**Work to complete**
Give the number of lines containing the word "needle", and nothing else.

Records contained in a dataset
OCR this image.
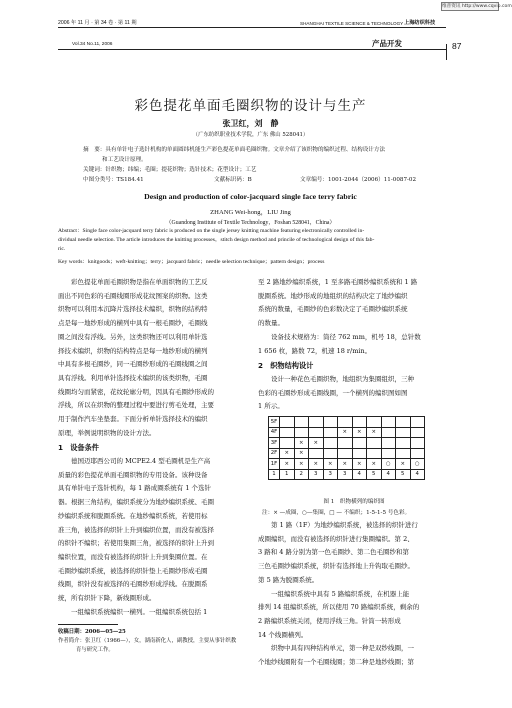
维普资讯 http://www.cqvip.com
2006 年 11 月 · 第 34 卷 · 第 11 期	SHANGHAI TEXTILE SCIENCE & TECHNOLOGY 上海纺织科技
Vol.34 No.11, 2006	产品开发	87
彩色提花单面毛圈织物的设计与生产
张卫红，刘　静
（广东纺织职业技术学院，广东 佛山 528041）
摘　要：具有单针电子选针机构的单面圆纬机能生产彩色提花单面毛圈织物。文章介绍了该织物的编织过程、结构设计方法
和工艺设计原理。
关键词：针织物；纬编；毛圈；提花织物；选针技术；花型设计；工艺
中图分类号：TS184.41	文献标识码：B	文章编号：1001-2044（2006）11-0087-02
Design and production of color-jacquard single face terry fabric
ZHANG Wei-hong，LIU Jing
（Guandong Institute of Textile Technology，Foshan 528041，China）
Abstract：Single face color-jacquard terry fabric is produced on the single jersey knitting machine featuring electronically controlled in-
dividual needle selection. The article introduces the knitting processes，stitch design method and princile of technological design of this fab-
ric.
Key words：knitgoods；weft-knitting；terry；jacquard fabric；needle selection technique；pattern design；process
　　彩色提花单面毛圈织物是指在单面织物的工艺反
面出不同色彩的毛圈线圈形成花纹图案的织物。这类
织物可以利用本沉降片选择技术编织，织物的结构特
点是每一地纱形成的横列中具有一根毛圈纱，毛圈线
圈之间没有浮线。另外，这类织物还可以利用单针选
择技术编织，织物的结构特点是每一地纱形成的横列
中具有多根毛圈纱，同一毛圈纱形成的毛圈线圈之间
具有浮线。利用单针选择技术编织的该类织物，毛圈
线圈均匀而紧密，花纹轮廓分明，因具有毛圈纱形成的
浮线，所以在织物的整理过程中要进行剪毛处理，主要
用于制作汽车坐垫套。下面分析单针选择技术的编织
原理，举例说明织物的设计方法。
1　设备条件
　　德国迈耶西公司的 MCPE2.4 型毛圈机是生产高
质量的彩色提花单面毛圈织物的专用设备。该种设备
具有单针电子选针机构，每 1 路成圈系统有 1 个选针
器。根据三角结构，编织系统分为地纱编织系统、毛圈
纱编织系统和脱圈系统。在地纱编织系统，若使用标
准三角，被选择的织针上升到编织位置，而没有被选择
的织针不编织；若使用集圈三角，被选择的织针上升到
编织位置，而没有被选择的织针上升到集圈位置。在
毛圈纱编织系统，被选择的织针垫上毛圈纱形成毛圈
线圈，织针没有被选择的毛圈纱形成浮线。在脱圈系
统，所有织针下降，新线圈形成。
　　一组编织系统编织一横列。一组编织系统包括 1
收稿日期：2006—05—25
作者简介：张卫红（1966—），女，湖南新化人，副教授，主要从事针织教
育与研究工作。
至 2 路地纱编织系统，1 至多路毛圈纱编织系统和 1 路
脱圈系统。地纱形成的地组织的结构决定了地纱编织
系统的数量，毛圈纱的色彩数决定了毛圈纱编织系统
的数量。
　　设备技术规格为：筒径 762 mm，机号 18，总针数
1 656 枚，路数 72，机速 18 r/min。
2　织物结构设计
　　设计一种花色毛圈织物，地组织为集圈组织，三种
色彩的毛圈纱形成毛圈线圈，一个横列的编织图如图
1 所示。
5F										
4F					×	×	×			
3F		×	×							
2F	×	×								
1F	×	×	×	×	×	×	×	○	×	○
1	1	2	3	3	3	4	5	4	5	4
图 1　织物横列的编织图
注：× —成圈，○—集圈，□ — 不编织；1-5-1-5 号色彩。
　　第 1 路（1F）为地纱编织系统，被选择的织针进行
成圈编织，而没有被选择的织针进行集圈编织。第 2、
3 路和 4 路分别为第一色毛圈纱、第二色毛圈纱和第
三色毛圈纱编织系统，织针有选择地上升钩取毛圈纱。
第 5 路为脱圈系统。
　　一组编织系统中具有 5 路编织系统，在机器上能
排列 14 组编织系统，所以使用 70 路编织系统，剩余的
2 路编织系统关闭，使用浮线三角。针筒一转形成
14 个线圈横列。
　　织物中具有四种结构单元，第一种是双纱线圈，一
个地纱线圈附有一个毛圈线圈；第二种是地纱线圈；第
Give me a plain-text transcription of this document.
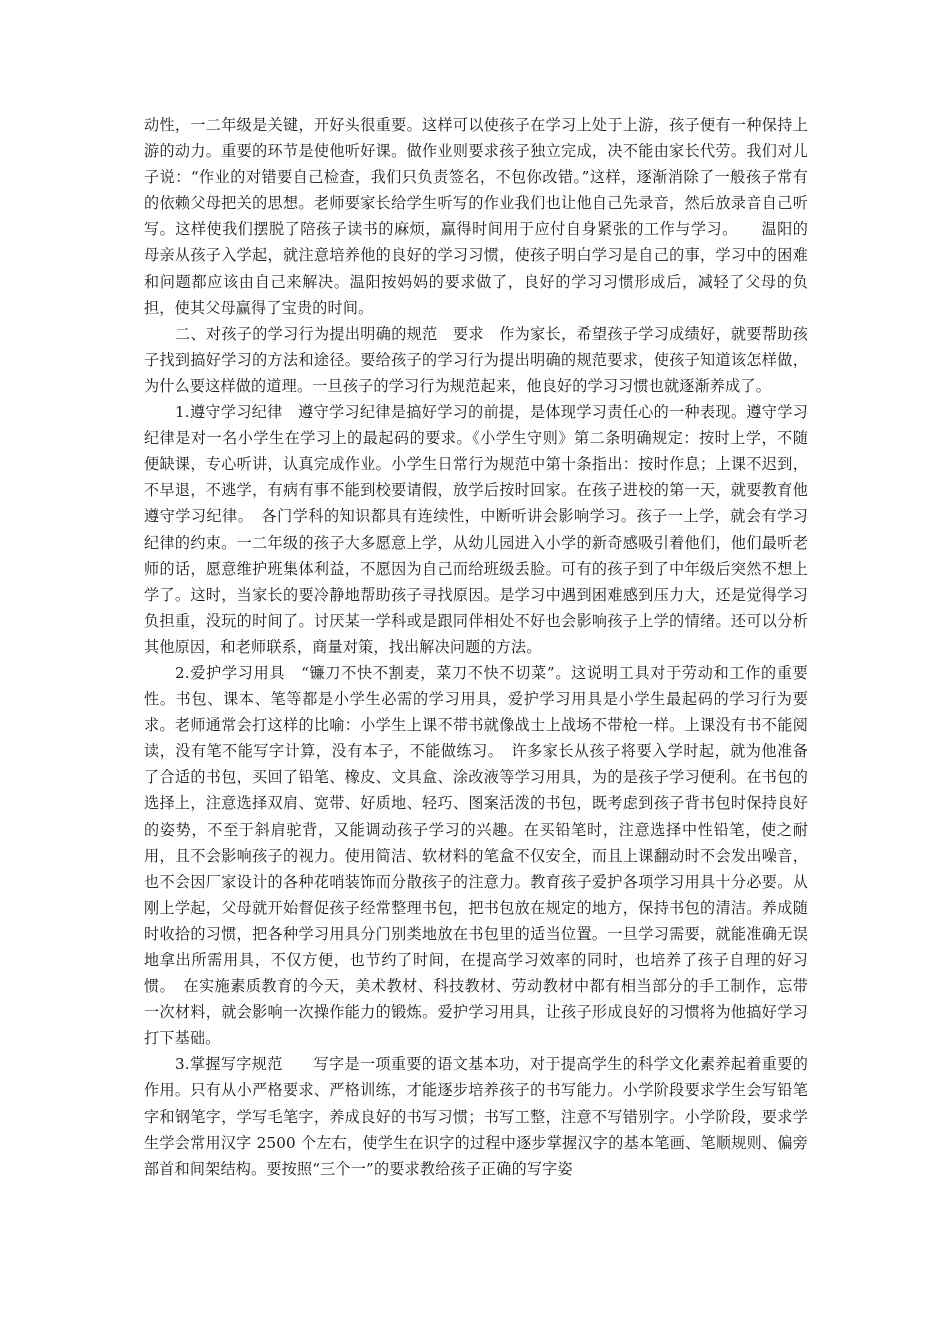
动性，一二年级是关键，开好头很重要。这样可以使孩子在学习上处于上游，孩子便有一种保持上游的动力。重要的环节是使他听好课。做作业则要求孩子独立完成，决不能由家长代劳。我们对儿子说：“作业的对错要自己检查，我们只负责签名，不包你改错。”这样，逐渐消除了一般孩子常有的依赖父母把关的思想。老师要家长给学生听写的作业我们也让他自己先录音，然后放录音自己听写。这样使我们摆脱了陪孩子读书的麻烦，赢得时间用于应付自身紧张的工作与学习。　　温阳的母亲从孩子入学起，就注意培养他的良好的学习习惯，使孩子明白学习是自己的事，学习中的困难和问题都应该由自己来解决。温阳按妈妈的要求做了，良好的学习习惯形成后，减轻了父母的负担，使其父母赢得了宝贵的时间。

二、对孩子的学习行为提出明确的规范　要求　作为家长，希望孩子学习成绩好，就要帮助孩子找到搞好学习的方法和途径。要给孩子的学习行为提出明确的规范要求，使孩子知道该怎样做，为什么要这样做的道理。一旦孩子的学习行为规范起来，他良好的学习习惯也就逐渐养成了。

1.遵守学习纪律　遵守学习纪律是搞好学习的前提，是体现学习责任心的一种表现。遵守学习纪律是对一名小学生在学习上的最起码的要求。《小学生守则》第二条明确规定：按时上学，不随便缺课，专心听讲，认真完成作业。小学生日常行为规范中第十条指出：按时作息；上课不迟到，不早退，不逃学，有病有事不能到校要请假，放学后按时回家。在孩子进校的第一天，就要教育他遵守学习纪律。　各门学科的知识都具有连续性，中断听讲会影响学习。孩子一上学，就会有学习纪律的约束。一二年级的孩子大多愿意上学，从幼儿园进入小学的新奇感吸引着他们，他们最听老师的话，愿意维护班集体利益，不愿因为自己而给班级丢脸。可有的孩子到了中年级后突然不想上学了。这时，当家长的要冷静地帮助孩子寻找原因。是学习中遇到困难感到压力大，还是觉得学习负担重，没玩的时间了。讨厌某一学科或是跟同伴相处不好也会影响孩子上学的情绪。还可以分析其他原因，和老师联系，商量对策，找出解决问题的方法。

2.爱护学习用具　“镰刀不快不割麦，菜刀不快不切菜”。这说明工具对于劳动和工作的重要性。书包、课本、笔等都是小学生必需的学习用具，爱护学习用具是小学生最起码的学习行为要求。老师通常会打这样的比喻：小学生上课不带书就像战士上战场不带枪一样。上课没有书不能阅读，没有笔不能写字计算，没有本子，不能做练习。　许多家长从孩子将要入学时起，就为他准备了合适的书包，买回了铅笔、橡皮、文具盒、涂改液等学习用具，为的是孩子学习便利。在书包的选择上，注意选择双肩、宽带、好质地、轻巧、图案活泼的书包，既考虑到孩子背书包时保持良好的姿势，不至于斜肩驼背，又能调动孩子学习的兴趣。在买铅笔时，注意选择中性铅笔，使之耐用，且不会影响孩子的视力。使用简洁、软材料的笔盒不仅安全，而且上课翻动时不会发出噪音，也不会因厂家设计的各种花哨装饰而分散孩子的注意力。教育孩子爱护各项学习用具十分必要。从刚上学起，父母就开始督促孩子经常整理书包，把书包放在规定的地方，保持书包的清洁。养成随时收拾的习惯，把各种学习用具分门别类地放在书包里的适当位置。一旦学习需要，就能准确无误地拿出所需用具，不仅方便，也节约了时间，在提高学习效率的同时，也培养了孩子自理的好习惯。　在实施素质教育的今天，美术教材、科技教材、劳动教材中都有相当部分的手工制作，忘带一次材料，就会影响一次操作能力的锻炼。爱护学习用具，让孩子形成良好的习惯将为他搞好学习打下基础。

3.掌握写字规范　　写字是一项重要的语文基本功，对于提高学生的科学文化素养起着重要的作用。只有从小严格要求、严格训练，才能逐步培养孩子的书写能力。小学阶段要求学生会写铅笔字和钢笔字，学写毛笔字，养成良好的书写习惯；书写工整，注意不写错别字。小学阶段，要求学生学会常用汉字 2500 个左右，使学生在识字的过程中逐步掌握汉字的基本笔画、笔顺规则、偏旁部首和间架结构。要按照“三个一”的要求教给孩子正确的写字姿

**Complete answer**
2